● **Stated problem**
Retype the whole listing, please, keeping every line exact and dropping the pictures.

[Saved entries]
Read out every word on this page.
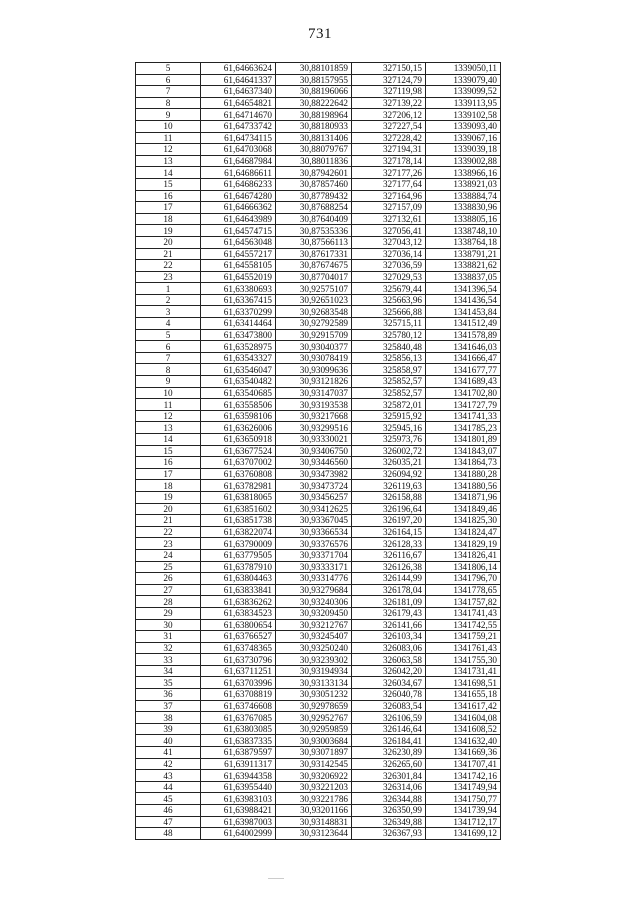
731
5	61,64663624	30,88101859	327150,15	1339050,11
6	61,64641337	30,88157955	327124,79	1339079,40
7	61,64637340	30,88196066	327119,98	1339099,52
8	61,64654821	30,88222642	327139,22	1339113,95
9	61,64714670	30,88198964	327206,12	1339102,58
10	61,64733742	30,88180933	327227,54	1339093,40
11	61,64734115	30,88131406	327228,42	1339067,16
12	61,64703068	30,88079767	327194,31	1339039,18
13	61,64687984	30,88011836	327178,14	1339002,88
14	61,64686611	30,87942601	327177,26	1338966,16
15	61,64686233	30,87857460	327177,64	1338921,03
16	61,64674280	30,87789432	327164,96	1338884,74
17	61,64666362	30,87688254	327157,09	1338830,96
18	61,64643989	30,87640409	327132,61	1338805,16
19	61,64574715	30,87535336	327056,41	1338748,10
20	61,64563048	30,87566113	327043,12	1338764,18
21	61,64557217	30,87617331	327036,14	1338791,21
22	61,64558105	30,87674675	327036,59	1338821,62
23	61,64552019	30,87704017	327029,53	1338837,05
1	61,63380693	30,92575107	325679,44	1341396,54
2	61,63367415	30,92651023	325663,96	1341436,54
3	61,63370299	30,92683548	325666,88	1341453,84
4	61,63414464	30,92792589	325715,11	1341512,49
5	61,63473800	30,92915709	325780,12	1341578,89
6	61,63528975	30,93040377	325840,48	1341646,03
7	61,63543327	30,93078419	325856,13	1341666,47
8	61,63546047	30,93099636	325858,97	1341677,77
9	61,63540482	30,93121826	325852,57	1341689,43
10	61,63540685	30,93147037	325852,57	1341702,80
11	61,63558506	30,93193538	325872,01	1341727,79
12	61,63598106	30,93217668	325915,92	1341741,33
13	61,63626006	30,93299516	325945,16	1341785,23
14	61,63650918	30,93330021	325973,76	1341801,89
15	61,63677524	30,93406750	326002,72	1341843,07
16	61,63707002	30,93446560	326035,21	1341864,73
17	61,63760808	30,93473982	326094,92	1341880,28
18	61,63782981	30,93473724	326119,63	1341880,56
19	61,63818065	30,93456257	326158,88	1341871,96
20	61,63851602	30,93412625	326196,64	1341849,46
21	61,63851738	30,93367045	326197,20	1341825,30
22	61,63822074	30,93366534	326164,15	1341824,47
23	61,63790009	30,93376576	326128,33	1341829,19
24	61,63779505	30,93371704	326116,67	1341826,41
25	61,63787910	30,93333171	326126,38	1341806,14
26	61,63804463	30,93314776	326144,99	1341796,70
27	61,63833841	30,93279684	326178,04	1341778,65
28	61,63836262	30,93240306	326181,09	1341757,82
29	61,63834523	30,93209450	326179,43	1341741,43
30	61,63800654	30,93212767	326141,66	1341742,55
31	61,63766527	30,93245407	326103,34	1341759,21
32	61,63748365	30,93250240	326083,06	1341761,43
33	61,63730796	30,93239302	326063,58	1341755,30
34	61,63711251	30,93194934	326042,20	1341731,41
35	61,63703996	30,93133134	326034,67	1341698,51
36	61,63708819	30,93051232	326040,78	1341655,18
37	61,63746608	30,92978659	326083,54	1341617,42
38	61,63767085	30,92952767	326106,59	1341604,08
39	61,63803085	30,92959859	326146,64	1341608,52
40	61,63837335	30,93003684	326184,41	1341632,40
41	61,63879597	30,93071897	326230,89	1341669,36
42	61,63911317	30,93142545	326265,60	1341707,41
43	61,63944358	30,93206922	326301,84	1341742,16
44	61,63955440	30,93221203	326314,06	1341749,94
45	61,63983103	30,93221786	326344,88	1341750,77
46	61,63988421	30,93201166	326350,99	1341739,94
47	61,63987003	30,93148831	326349,88	1341712,17
48	61,64002999	30,93123644	326367,93	1341699,12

● **Response for this exercise**
Read out every word on this page.
731
5	61,64663624	30,88101859	327150,15	1339050,11
6	61,64641337	30,88157955	327124,79	1339079,40
7	61,64637340	30,88196066	327119,98	1339099,52
8	61,64654821	30,88222642	327139,22	1339113,95
9	61,64714670	30,88198964	327206,12	1339102,58
10	61,64733742	30,88180933	327227,54	1339093,40
11	61,64734115	30,88131406	327228,42	1339067,16
12	61,64703068	30,88079767	327194,31	1339039,18
13	61,64687984	30,88011836	327178,14	1339002,88
14	61,64686611	30,87942601	327177,26	1338966,16
15	61,64686233	30,87857460	327177,64	1338921,03
16	61,64674280	30,87789432	327164,96	1338884,74
17	61,64666362	30,87688254	327157,09	1338830,96
18	61,64643989	30,87640409	327132,61	1338805,16
19	61,64574715	30,87535336	327056,41	1338748,10
20	61,64563048	30,87566113	327043,12	1338764,18
21	61,64557217	30,87617331	327036,14	1338791,21
22	61,64558105	30,87674675	327036,59	1338821,62
23	61,64552019	30,87704017	327029,53	1338837,05
1	61,63380693	30,92575107	325679,44	1341396,54
2	61,63367415	30,92651023	325663,96	1341436,54
3	61,63370299	30,92683548	325666,88	1341453,84
4	61,63414464	30,92792589	325715,11	1341512,49
5	61,63473800	30,92915709	325780,12	1341578,89
6	61,63528975	30,93040377	325840,48	1341646,03
7	61,63543327	30,93078419	325856,13	1341666,47
8	61,63546047	30,93099636	325858,97	1341677,77
9	61,63540482	30,93121826	325852,57	1341689,43
10	61,63540685	30,93147037	325852,57	1341702,80
11	61,63558506	30,93193538	325872,01	1341727,79
12	61,63598106	30,93217668	325915,92	1341741,33
13	61,63626006	30,93299516	325945,16	1341785,23
14	61,63650918	30,93330021	325973,76	1341801,89
15	61,63677524	30,93406750	326002,72	1341843,07
16	61,63707002	30,93446560	326035,21	1341864,73
17	61,63760808	30,93473982	326094,92	1341880,28
18	61,63782981	30,93473724	326119,63	1341880,56
19	61,63818065	30,93456257	326158,88	1341871,96
20	61,63851602	30,93412625	326196,64	1341849,46
21	61,63851738	30,93367045	326197,20	1341825,30
22	61,63822074	30,93366534	326164,15	1341824,47
23	61,63790009	30,93376576	326128,33	1341829,19
24	61,63779505	30,93371704	326116,67	1341826,41
25	61,63787910	30,93333171	326126,38	1341806,14
26	61,63804463	30,93314776	326144,99	1341796,70
27	61,63833841	30,93279684	326178,04	1341778,65
28	61,63836262	30,93240306	326181,09	1341757,82
29	61,63834523	30,93209450	326179,43	1341741,43
30	61,63800654	30,93212767	326141,66	1341742,55
31	61,63766527	30,93245407	326103,34	1341759,21
32	61,63748365	30,93250240	326083,06	1341761,43
33	61,63730796	30,93239302	326063,58	1341755,30
34	61,63711251	30,93194934	326042,20	1341731,41
35	61,63703996	30,93133134	326034,67	1341698,51
36	61,63708819	30,93051232	326040,78	1341655,18
37	61,63746608	30,92978659	326083,54	1341617,42
38	61,63767085	30,92952767	326106,59	1341604,08
39	61,63803085	30,92959859	326146,64	1341608,52
40	61,63837335	30,93003684	326184,41	1341632,40
41	61,63879597	30,93071897	326230,89	1341669,36
42	61,63911317	30,93142545	326265,60	1341707,41
43	61,63944358	30,93206922	326301,84	1341742,16
44	61,63955440	30,93221203	326314,06	1341749,94
45	61,63983103	30,93221786	326344,88	1341750,77
46	61,63988421	30,93201166	326350,99	1341739,94
47	61,63987003	30,93148831	326349,88	1341712,17
48	61,64002999	30,93123644	326367,93	1341699,12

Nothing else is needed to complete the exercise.